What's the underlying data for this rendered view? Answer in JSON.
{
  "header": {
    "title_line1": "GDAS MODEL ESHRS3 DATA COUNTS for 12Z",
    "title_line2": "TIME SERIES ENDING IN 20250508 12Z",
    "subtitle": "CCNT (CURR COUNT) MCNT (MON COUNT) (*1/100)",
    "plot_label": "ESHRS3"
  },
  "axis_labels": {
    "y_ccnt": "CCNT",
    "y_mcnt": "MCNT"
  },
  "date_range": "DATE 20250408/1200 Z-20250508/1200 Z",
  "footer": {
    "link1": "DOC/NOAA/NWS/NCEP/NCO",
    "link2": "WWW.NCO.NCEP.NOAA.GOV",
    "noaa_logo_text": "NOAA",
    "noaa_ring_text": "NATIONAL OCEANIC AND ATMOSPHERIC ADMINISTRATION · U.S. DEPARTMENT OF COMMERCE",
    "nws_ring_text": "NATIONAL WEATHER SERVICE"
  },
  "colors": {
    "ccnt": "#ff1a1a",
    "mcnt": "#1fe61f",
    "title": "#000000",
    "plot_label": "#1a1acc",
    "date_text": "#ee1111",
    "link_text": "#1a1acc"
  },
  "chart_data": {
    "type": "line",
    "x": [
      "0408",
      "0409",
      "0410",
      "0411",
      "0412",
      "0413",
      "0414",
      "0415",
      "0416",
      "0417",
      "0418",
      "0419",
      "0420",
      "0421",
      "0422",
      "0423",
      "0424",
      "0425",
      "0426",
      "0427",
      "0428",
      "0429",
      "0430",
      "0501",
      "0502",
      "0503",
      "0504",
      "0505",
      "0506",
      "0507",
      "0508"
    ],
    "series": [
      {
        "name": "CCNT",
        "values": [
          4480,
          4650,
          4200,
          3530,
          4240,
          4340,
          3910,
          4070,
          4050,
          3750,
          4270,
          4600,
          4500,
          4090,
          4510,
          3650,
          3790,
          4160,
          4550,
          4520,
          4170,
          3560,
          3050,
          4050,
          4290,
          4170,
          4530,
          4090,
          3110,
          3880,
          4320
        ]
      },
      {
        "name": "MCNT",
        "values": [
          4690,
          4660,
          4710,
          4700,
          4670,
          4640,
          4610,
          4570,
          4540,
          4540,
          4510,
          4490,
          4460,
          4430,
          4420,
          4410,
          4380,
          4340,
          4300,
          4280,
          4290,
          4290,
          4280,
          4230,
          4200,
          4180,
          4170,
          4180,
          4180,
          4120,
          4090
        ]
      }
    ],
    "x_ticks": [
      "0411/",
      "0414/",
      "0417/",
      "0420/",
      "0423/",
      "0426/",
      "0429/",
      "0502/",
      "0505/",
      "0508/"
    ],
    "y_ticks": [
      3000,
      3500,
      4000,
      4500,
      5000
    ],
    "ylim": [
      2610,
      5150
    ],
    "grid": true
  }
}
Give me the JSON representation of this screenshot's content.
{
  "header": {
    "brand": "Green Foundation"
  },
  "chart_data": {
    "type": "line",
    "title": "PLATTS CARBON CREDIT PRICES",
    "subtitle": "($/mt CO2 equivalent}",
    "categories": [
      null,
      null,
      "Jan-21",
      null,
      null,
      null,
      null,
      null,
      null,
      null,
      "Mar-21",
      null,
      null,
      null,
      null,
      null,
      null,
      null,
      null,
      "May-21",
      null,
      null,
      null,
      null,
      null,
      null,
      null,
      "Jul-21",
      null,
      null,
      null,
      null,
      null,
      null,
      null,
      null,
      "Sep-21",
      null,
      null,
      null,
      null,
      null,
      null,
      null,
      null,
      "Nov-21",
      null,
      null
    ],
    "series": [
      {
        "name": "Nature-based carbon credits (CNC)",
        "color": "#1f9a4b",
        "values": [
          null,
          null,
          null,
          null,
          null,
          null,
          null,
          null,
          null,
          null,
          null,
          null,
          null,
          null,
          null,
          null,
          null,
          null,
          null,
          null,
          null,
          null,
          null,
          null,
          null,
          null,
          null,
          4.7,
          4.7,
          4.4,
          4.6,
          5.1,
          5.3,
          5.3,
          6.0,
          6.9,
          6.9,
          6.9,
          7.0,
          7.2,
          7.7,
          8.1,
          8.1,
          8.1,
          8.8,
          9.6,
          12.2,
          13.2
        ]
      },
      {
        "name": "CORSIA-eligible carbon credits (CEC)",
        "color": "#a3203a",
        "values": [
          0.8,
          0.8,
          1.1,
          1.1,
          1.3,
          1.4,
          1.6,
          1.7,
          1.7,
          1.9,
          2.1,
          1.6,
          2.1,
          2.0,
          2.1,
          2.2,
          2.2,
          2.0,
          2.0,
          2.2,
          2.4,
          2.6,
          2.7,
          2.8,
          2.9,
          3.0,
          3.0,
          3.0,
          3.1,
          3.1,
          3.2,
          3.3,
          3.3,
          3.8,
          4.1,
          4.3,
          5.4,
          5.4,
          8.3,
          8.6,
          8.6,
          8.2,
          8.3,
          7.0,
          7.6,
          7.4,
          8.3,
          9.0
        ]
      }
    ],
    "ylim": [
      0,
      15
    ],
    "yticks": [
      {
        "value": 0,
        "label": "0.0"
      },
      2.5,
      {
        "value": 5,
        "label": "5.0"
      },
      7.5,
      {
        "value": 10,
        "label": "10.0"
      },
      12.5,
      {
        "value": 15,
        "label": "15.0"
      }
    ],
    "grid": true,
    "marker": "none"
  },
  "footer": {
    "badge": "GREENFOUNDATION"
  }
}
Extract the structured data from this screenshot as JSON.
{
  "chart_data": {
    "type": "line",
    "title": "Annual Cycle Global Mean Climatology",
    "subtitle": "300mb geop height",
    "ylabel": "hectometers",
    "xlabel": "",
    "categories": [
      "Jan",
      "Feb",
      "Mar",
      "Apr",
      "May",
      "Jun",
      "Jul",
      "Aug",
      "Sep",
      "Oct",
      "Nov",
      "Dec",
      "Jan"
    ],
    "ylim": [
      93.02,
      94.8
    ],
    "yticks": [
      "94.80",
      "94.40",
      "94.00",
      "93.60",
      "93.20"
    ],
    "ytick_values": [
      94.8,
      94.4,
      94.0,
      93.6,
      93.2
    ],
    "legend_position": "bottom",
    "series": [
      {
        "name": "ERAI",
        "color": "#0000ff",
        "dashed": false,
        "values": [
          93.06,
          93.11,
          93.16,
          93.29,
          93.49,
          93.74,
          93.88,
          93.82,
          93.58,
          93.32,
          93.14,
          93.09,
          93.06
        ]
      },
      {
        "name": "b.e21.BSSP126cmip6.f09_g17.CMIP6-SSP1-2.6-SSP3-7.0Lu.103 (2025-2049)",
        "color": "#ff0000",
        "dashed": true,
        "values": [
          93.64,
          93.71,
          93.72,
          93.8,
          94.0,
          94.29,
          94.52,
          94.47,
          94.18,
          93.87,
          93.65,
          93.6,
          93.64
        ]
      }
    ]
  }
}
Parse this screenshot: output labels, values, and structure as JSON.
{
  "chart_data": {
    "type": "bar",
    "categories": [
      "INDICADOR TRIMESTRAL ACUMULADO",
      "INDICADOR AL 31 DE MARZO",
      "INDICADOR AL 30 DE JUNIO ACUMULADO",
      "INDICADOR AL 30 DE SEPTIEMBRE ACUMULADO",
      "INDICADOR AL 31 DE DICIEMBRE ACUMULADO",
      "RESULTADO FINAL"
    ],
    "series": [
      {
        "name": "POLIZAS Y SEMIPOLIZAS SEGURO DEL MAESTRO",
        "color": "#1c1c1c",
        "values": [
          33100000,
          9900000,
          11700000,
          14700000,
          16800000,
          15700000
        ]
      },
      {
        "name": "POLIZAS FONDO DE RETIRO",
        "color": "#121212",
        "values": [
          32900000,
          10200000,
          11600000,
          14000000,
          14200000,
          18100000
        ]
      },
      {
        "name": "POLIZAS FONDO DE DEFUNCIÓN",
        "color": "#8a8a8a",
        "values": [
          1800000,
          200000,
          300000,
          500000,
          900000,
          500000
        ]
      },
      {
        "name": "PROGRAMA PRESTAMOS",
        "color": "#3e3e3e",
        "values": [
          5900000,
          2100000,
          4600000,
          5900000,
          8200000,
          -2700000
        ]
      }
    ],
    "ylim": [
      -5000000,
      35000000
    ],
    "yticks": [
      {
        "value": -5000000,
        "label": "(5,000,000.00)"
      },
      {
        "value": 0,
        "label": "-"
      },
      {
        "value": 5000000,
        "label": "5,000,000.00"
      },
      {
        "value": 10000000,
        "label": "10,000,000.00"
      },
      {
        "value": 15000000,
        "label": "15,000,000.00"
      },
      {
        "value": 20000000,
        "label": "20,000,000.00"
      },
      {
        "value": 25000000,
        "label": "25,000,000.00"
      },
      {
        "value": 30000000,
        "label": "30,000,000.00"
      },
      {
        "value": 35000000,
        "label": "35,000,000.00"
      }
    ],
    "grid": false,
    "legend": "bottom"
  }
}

• • •

Stated problem
Within the listing above, copy each line that has the string "this".

Exercise response
What's the underlying data for this rendered view? Answer in JSON.
Give me the JSON representation of this screenshot's content.
Extract the structured data from this screenshot as JSON.
Parse this screenshot: output labels, values, and structure as JSON.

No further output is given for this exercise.